Collected data:
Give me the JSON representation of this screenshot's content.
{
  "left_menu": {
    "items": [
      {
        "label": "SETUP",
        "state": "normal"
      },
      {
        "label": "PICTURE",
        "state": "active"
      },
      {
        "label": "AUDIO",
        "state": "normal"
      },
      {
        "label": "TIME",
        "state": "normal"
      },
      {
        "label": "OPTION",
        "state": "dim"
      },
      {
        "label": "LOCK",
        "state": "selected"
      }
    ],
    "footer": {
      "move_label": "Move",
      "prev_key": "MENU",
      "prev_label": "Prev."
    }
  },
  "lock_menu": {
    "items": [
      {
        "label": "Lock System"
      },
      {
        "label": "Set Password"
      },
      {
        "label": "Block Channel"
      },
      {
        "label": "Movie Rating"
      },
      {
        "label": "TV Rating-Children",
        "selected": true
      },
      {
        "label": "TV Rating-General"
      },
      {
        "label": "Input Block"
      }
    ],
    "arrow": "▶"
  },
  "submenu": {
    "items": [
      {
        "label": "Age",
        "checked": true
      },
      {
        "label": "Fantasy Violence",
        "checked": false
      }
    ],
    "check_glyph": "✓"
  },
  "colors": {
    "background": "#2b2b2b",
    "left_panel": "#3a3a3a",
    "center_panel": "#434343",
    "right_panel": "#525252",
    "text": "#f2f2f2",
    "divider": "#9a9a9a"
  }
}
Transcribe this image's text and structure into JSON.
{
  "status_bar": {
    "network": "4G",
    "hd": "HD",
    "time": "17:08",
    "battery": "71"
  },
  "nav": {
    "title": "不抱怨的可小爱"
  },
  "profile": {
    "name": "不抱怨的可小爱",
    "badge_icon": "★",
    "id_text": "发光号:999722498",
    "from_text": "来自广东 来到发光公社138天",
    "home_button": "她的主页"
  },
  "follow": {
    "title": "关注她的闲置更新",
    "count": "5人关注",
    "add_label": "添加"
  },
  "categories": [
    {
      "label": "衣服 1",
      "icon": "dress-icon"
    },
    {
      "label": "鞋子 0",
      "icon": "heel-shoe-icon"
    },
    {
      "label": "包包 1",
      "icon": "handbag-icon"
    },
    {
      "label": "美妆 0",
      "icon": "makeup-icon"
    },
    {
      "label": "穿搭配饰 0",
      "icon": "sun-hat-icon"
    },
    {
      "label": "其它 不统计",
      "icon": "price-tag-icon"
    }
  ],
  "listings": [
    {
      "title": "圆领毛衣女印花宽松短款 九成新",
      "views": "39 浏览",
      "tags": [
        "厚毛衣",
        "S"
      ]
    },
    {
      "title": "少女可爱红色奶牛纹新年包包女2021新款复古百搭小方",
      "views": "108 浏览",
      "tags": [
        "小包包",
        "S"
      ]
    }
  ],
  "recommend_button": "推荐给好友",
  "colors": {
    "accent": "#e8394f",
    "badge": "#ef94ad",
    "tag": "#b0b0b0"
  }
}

WORK INSTRUCTIONS: Show the lines of the records that include the string "Rating".

CORRECT RESULT:
        "label": "Movie Rating"
        "label": "TV Rating-Children",
        "label": "TV Rating-General"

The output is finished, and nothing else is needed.